** Start of Records shown **
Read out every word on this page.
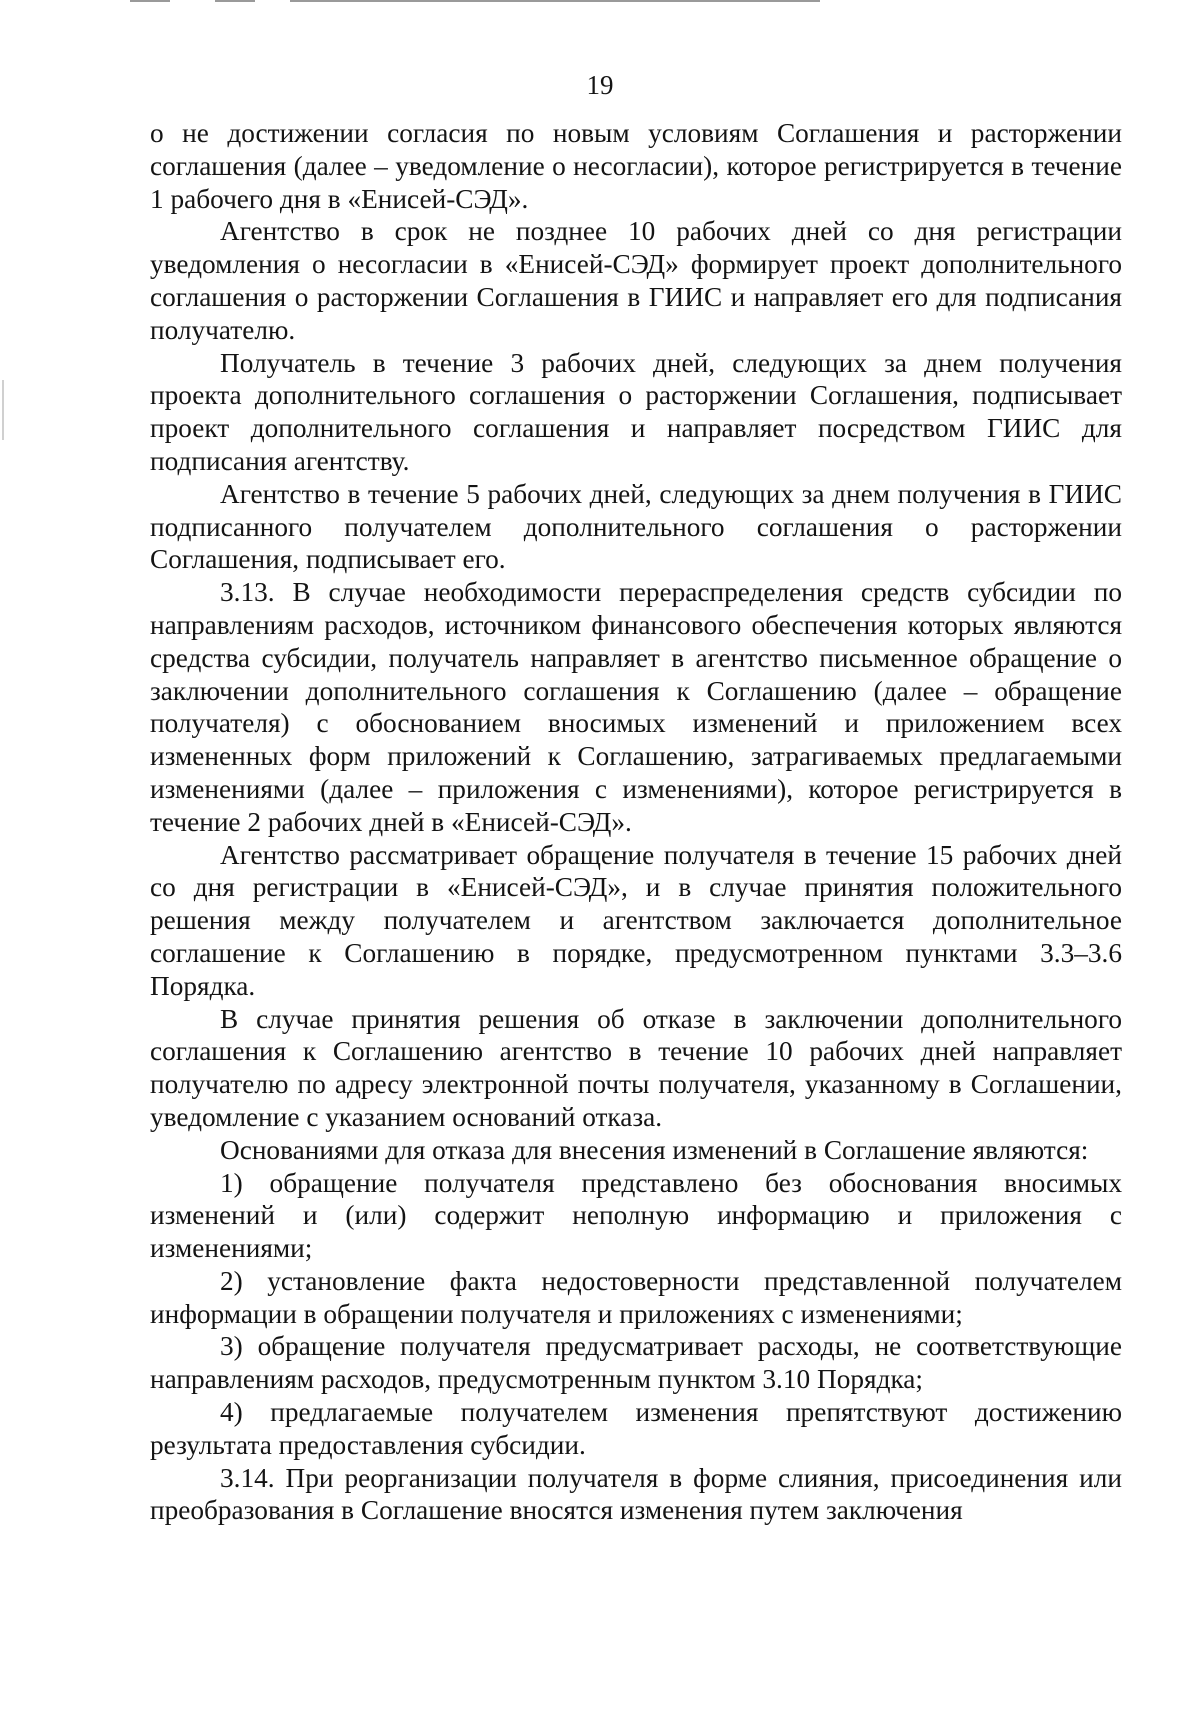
19

о не достижении согласия по новым условиям Соглашения и расторжении соглашения (далее – уведомление о несогласии), которое регистрируется в течение 1 рабочего дня в «Енисей-СЭД».

Агентство в срок не позднее 10 рабочих дней со дня регистрации уведомления о несогласии в «Енисей-СЭД» формирует проект дополнительного соглашения о расторжении Соглашения в ГИИС и направляет его для подписания получателю.

Получатель в течение 3 рабочих дней, следующих за днем получения проекта дополнительного соглашения о расторжении Соглашения, подписывает проект дополнительного соглашения и направляет посредством ГИИС для подписания агентству.

Агентство в течение 5 рабочих дней, следующих за днем получения в ГИИС подписанного получателем дополнительного соглашения о расторжении Соглашения, подписывает его.

3.13. В случае необходимости перераспределения средств субсидии по направлениям расходов, источником финансового обеспечения которых являются средства субсидии, получатель направляет в агентство письменное обращение о заключении дополнительного соглашения к Соглашению (далее – обращение получателя) с обоснованием вносимых изменений и приложением всех измененных форм приложений к Соглашению, затрагиваемых предлагаемыми изменениями (далее – приложения с изменениями), которое регистрируется в течение 2 рабочих дней в «Енисей-СЭД».

Агентство рассматривает обращение получателя в течение 15 рабочих дней со дня регистрации в «Енисей-СЭД», и в случае принятия положительного решения между получателем и агентством заключается дополнительное соглашение к Соглашению в порядке, предусмотренном пунктами 3.3–3.6 Порядка.

В случае принятия решения об отказе в заключении дополнительного соглашения к Соглашению агентство в течение 10 рабочих дней направляет получателю по адресу электронной почты получателя, указанному в Соглашении, уведомление с указанием оснований отказа.

Основаниями для отказа для внесения изменений в Соглашение являются:

1) обращение получателя представлено без обоснования вносимых изменений и (или) содержит неполную информацию и приложения с изменениями;

2) установление факта недостоверности представленной получателем информации в обращении получателя и приложениях с изменениями;

3) обращение получателя предусматривает расходы, не соответствующие направлениям расходов, предусмотренным пунктом 3.10 Порядка;

4) предлагаемые получателем изменения препятствуют достижению результата предоставления субсидии.

3.14. При реорганизации получателя в форме слияния, присоединения или преобразования в Соглашение вносятся изменения путем заключения
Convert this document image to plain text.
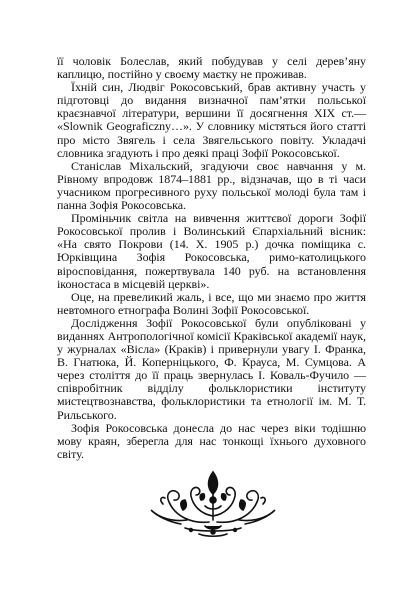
її чоловік Болеслав, який побудував у селі дерев’яну каплицю, постійно у своєму маєтку не проживав.

Їхній син, Людвіг Рокосовський, брав активну участь у підготовці до видання визначної пам’ятки польської краєзнавчої літератури, вершини її досягнення XIX ст.— «Slownik Geograficzny…». У словнику містяться його статті про місто Звягель і села Звягельського повіту. Укладачі словника згадують і про деякі праці Зофії Рокосовської.

Станіслав Міхальский, згадуючи своє навчання у м. Рівному впродовж 1874–1881 рр., відзначав, що в ті часи учасником прогресивного руху польської молоді була там і панна Зофія Рокосовська.

Проміньчик світла на вивчення життєвої дороги Зофії Рокосовської пролив і Волинський Єпархіальний вісник: «На свято Покрови (14. Х. 1905 р.) дочка поміщика с. Юрківщина Зофія Рокосовська, римо-католицького віросповідання, пожертвувала 140 руб. на встановлення іконостаса в місцевій церкві».

Оце, на превеликий жаль, і все, що ми знаємо про життя невтомного етнографа Волині Зофії Рокосовської.

Дослідження Зофії Рокосовської були опубліковані у виданнях Антропологічної комісії Краківської академії наук, у журналах «Вісла» (Краків) і привернули увагу І. Франка, В. Гнатюка, Й. Коперніцького, Ф. Крауса, М. Сумцова. А через століття до її праць звернулась І. Коваль-Фучило — співробітник відділу фольклористики інституту мистецтвознавства, фольклористики та етнології ім. М. Т. Рильського.

Зофія Рокосовська донесла до нас через віки тодішню мову краян, зберегла для нас тонкощі їхнього духовного світу.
** End of Records shown **
Transcribe every entry above exactly. Omit all pictures.

■ Worked answer
Read out every word on this page.
19

о не достижении согласия по новым условиям Соглашения и расторжении соглашения (далее – уведомление о несогласии), которое регистрируется в течение 1 рабочего дня в «Енисей-СЭД».

Агентство в срок не позднее 10 рабочих дней со дня регистрации уведомления о несогласии в «Енисей-СЭД» формирует проект дополнительного соглашения о расторжении Соглашения в ГИИС и направляет его для подписания получателю.

Получатель в течение 3 рабочих дней, следующих за днем получения проекта дополнительного соглашения о расторжении Соглашения, подписывает проект дополнительного соглашения и направляет посредством ГИИС для подписания агентству.

Агентство в течение 5 рабочих дней, следующих за днем получения в ГИИС подписанного получателем дополнительного соглашения о расторжении Соглашения, подписывает его.

3.13. В случае необходимости перераспределения средств субсидии по направлениям расходов, источником финансового обеспечения которых являются средства субсидии, получатель направляет в агентство письменное обращение о заключении дополнительного соглашения к Соглашению (далее – обращение получателя) с обоснованием вносимых изменений и приложением всех измененных форм приложений к Соглашению, затрагиваемых предлагаемыми изменениями (далее – приложения с изменениями), которое регистрируется в течение 2 рабочих дней в «Енисей-СЭД».

Агентство рассматривает обращение получателя в течение 15 рабочих дней со дня регистрации в «Енисей-СЭД», и в случае принятия положительного решения между получателем и агентством заключается дополнительное соглашение к Соглашению в порядке, предусмотренном пунктами 3.3–3.6 Порядка.

В случае принятия решения об отказе в заключении дополнительного соглашения к Соглашению агентство в течение 10 рабочих дней направляет получателю по адресу электронной почты получателя, указанному в Соглашении, уведомление с указанием оснований отказа.

Основаниями для отказа для внесения изменений в Соглашение являются:

1) обращение получателя представлено без обоснования вносимых изменений и (или) содержит неполную информацию и приложения с изменениями;

2) установление факта недостоверности представленной получателем информации в обращении получателя и приложениях с изменениями;

3) обращение получателя предусматривает расходы, не соответствующие направлениям расходов, предусмотренным пунктом 3.10 Порядка;

4) предлагаемые получателем изменения препятствуют достижению результата предоставления субсидии.

3.14. При реорганизации получателя в форме слияния, присоединения или преобразования в Соглашение вносятся изменения путем заключения
Convert this document image to plain text.
її чоловік Болеслав, який побудував у селі дерев’яну каплицю, постійно у своєму маєтку не проживав.

Їхній син, Людвіг Рокосовський, брав активну участь у підготовці до видання визначної пам’ятки польської краєзнавчої літератури, вершини її досягнення XIX ст.— «Slownik Geograficzny…». У словнику містяться його статті про місто Звягель і села Звягельського повіту. Укладачі словника згадують і про деякі праці Зофії Рокосовської.

Станіслав Міхальский, згадуючи своє навчання у м. Рівному впродовж 1874–1881 рр., відзначав, що в ті часи учасником прогресивного руху польської молоді була там і панна Зофія Рокосовська.

Проміньчик світла на вивчення життєвої дороги Зофії Рокосовської пролив і Волинський Єпархіальний вісник: «На свято Покрови (14. Х. 1905 р.) дочка поміщика с. Юрківщина Зофія Рокосовська, римо-католицького віросповідання, пожертвувала 140 руб. на встановлення іконостаса в місцевій церкві».

Оце, на превеликий жаль, і все, що ми знаємо про життя невтомного етнографа Волині Зофії Рокосовської.

Дослідження Зофії Рокосовської були опубліковані у виданнях Антропологічної комісії Краківської академії наук, у журналах «Вісла» (Краків) і привернули увагу І. Франка, В. Гнатюка, Й. Коперніцького, Ф. Крауса, М. Сумцова. А через століття до її праць звернулась І. Коваль-Фучило — співробітник відділу фольклористики інституту мистецтвознавства, фольклористики та етнології ім. М. Т. Рильського.

Зофія Рокосовська донесла до нас через віки тодішню мову краян, зберегла для нас тонкощі їхнього духовного світу.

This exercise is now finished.